SET PROBLEM: Rewrite the stretch of the listing from its start through the line containing "- topology-heading: Topology", replacing every "step-badge" with "step-marker" and leaving everything else unchanged.

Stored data

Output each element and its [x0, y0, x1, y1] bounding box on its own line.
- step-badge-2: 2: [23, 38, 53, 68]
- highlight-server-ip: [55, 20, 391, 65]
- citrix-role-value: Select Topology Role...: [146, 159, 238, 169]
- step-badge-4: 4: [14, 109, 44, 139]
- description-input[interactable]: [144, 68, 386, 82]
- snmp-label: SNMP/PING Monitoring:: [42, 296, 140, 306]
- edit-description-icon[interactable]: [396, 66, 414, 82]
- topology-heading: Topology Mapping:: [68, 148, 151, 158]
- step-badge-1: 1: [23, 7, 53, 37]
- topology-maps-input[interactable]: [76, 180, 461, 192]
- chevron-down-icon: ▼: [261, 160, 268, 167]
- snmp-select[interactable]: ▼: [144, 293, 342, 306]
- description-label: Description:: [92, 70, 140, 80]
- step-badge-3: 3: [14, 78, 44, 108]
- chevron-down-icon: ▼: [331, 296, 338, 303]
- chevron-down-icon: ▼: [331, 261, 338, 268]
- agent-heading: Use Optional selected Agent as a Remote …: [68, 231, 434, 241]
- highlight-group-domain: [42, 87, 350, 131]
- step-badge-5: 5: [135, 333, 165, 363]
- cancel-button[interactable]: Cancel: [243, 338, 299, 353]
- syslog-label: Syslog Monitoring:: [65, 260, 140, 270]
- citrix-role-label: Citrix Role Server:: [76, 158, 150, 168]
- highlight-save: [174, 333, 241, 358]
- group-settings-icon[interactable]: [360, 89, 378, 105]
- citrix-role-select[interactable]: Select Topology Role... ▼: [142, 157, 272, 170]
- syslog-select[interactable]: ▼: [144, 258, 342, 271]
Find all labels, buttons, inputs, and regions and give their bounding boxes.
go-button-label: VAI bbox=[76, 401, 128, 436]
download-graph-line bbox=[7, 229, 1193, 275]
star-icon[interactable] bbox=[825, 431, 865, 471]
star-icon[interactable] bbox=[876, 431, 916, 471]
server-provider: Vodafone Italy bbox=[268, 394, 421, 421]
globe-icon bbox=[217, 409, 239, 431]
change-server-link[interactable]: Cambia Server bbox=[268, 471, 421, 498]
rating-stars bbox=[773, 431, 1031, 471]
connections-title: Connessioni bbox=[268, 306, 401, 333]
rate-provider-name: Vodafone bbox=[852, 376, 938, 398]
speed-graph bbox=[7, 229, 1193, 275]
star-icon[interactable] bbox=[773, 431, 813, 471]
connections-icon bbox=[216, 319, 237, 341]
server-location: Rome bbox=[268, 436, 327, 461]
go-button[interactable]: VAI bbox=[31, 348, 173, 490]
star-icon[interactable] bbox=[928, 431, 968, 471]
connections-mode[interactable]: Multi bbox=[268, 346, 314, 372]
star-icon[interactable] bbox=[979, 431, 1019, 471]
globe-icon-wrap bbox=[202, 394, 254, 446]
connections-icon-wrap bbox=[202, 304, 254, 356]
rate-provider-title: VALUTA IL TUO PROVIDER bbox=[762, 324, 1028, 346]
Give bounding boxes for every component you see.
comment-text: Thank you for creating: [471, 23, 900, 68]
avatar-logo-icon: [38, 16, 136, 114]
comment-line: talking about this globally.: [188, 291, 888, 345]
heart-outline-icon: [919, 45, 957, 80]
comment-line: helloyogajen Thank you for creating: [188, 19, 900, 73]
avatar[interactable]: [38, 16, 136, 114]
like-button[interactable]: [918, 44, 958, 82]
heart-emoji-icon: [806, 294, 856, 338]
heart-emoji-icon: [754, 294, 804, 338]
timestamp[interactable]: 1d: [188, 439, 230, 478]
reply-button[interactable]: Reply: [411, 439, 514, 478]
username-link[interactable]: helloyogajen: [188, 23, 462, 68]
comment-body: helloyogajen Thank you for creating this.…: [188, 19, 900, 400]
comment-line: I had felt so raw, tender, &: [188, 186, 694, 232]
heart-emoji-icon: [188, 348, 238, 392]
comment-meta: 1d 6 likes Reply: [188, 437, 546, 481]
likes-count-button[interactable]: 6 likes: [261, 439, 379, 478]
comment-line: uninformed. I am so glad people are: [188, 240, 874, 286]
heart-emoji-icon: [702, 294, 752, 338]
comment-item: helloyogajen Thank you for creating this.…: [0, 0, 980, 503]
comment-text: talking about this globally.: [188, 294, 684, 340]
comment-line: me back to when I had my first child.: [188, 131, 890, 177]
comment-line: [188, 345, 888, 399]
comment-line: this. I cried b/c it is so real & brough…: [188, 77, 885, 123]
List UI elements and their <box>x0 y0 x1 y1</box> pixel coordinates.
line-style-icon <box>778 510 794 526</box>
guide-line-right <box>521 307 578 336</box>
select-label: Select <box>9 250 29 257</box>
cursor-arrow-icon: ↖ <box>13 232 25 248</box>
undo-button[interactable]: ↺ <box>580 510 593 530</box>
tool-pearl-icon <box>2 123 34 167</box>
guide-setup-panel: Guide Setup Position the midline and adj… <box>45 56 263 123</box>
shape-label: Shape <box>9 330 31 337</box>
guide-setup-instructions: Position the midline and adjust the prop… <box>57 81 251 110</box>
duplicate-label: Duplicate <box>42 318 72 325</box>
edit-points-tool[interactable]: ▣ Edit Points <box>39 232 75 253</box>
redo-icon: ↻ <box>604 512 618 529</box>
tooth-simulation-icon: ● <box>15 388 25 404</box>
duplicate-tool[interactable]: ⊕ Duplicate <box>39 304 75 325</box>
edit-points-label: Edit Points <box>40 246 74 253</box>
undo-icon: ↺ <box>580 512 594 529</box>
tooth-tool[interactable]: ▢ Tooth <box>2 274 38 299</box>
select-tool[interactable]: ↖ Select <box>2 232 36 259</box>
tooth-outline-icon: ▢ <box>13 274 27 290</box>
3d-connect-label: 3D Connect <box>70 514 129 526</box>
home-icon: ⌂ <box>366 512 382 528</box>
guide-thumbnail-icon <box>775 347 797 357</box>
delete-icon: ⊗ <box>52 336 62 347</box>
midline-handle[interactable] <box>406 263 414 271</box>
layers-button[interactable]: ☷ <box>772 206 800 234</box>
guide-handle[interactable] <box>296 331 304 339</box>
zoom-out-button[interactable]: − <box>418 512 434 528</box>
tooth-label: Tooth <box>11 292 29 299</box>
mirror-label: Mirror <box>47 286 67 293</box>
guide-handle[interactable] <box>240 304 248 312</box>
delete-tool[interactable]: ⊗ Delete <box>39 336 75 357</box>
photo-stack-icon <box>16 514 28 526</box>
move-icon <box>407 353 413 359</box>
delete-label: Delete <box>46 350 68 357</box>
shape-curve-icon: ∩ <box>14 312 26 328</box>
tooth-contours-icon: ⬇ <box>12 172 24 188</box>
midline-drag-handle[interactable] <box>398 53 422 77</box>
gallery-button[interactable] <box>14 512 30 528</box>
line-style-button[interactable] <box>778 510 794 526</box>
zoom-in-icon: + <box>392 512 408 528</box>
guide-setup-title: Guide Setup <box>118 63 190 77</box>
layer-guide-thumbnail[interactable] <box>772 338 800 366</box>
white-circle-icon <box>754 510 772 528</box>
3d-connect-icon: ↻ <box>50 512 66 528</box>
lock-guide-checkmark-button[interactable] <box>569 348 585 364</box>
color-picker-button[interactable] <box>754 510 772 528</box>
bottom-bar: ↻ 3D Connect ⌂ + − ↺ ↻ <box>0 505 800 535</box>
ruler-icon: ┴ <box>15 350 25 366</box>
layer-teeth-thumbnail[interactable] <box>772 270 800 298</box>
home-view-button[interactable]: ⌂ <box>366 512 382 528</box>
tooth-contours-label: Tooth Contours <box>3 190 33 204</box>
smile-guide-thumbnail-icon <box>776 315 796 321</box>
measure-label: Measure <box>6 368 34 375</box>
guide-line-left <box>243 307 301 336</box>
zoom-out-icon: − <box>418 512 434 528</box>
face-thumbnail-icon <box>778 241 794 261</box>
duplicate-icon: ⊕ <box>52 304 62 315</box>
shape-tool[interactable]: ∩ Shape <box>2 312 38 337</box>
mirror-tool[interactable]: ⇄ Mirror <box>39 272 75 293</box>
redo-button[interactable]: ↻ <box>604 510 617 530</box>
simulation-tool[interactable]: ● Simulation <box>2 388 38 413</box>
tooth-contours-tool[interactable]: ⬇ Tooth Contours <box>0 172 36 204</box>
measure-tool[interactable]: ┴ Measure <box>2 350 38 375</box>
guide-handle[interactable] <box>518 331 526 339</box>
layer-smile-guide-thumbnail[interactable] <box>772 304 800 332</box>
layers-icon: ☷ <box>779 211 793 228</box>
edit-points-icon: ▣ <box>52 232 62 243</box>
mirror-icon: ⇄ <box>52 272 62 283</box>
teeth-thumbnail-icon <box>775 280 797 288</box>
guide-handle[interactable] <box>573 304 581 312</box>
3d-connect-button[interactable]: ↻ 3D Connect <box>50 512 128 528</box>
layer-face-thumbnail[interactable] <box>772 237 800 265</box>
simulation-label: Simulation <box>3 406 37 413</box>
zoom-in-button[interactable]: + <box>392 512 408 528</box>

EXERCISE ANSWER:
Output each element and its [x0, y0, x1, y1] bounding box on its own line.
- step-marker-2: 2: [23, 38, 53, 68]
- highlight-server-ip: [55, 20, 391, 65]
- citrix-role-value: Select Topology Role...: [146, 159, 238, 169]
- step-marker-4: 4: [14, 109, 44, 139]
- description-input[interactable]: [144, 68, 386, 82]
- snmp-label: SNMP/PING Monitoring:: [42, 296, 140, 306]
- edit-description-icon[interactable]: [396, 66, 414, 82]
- topology-heading: Topology Mapping:: [68, 148, 151, 158]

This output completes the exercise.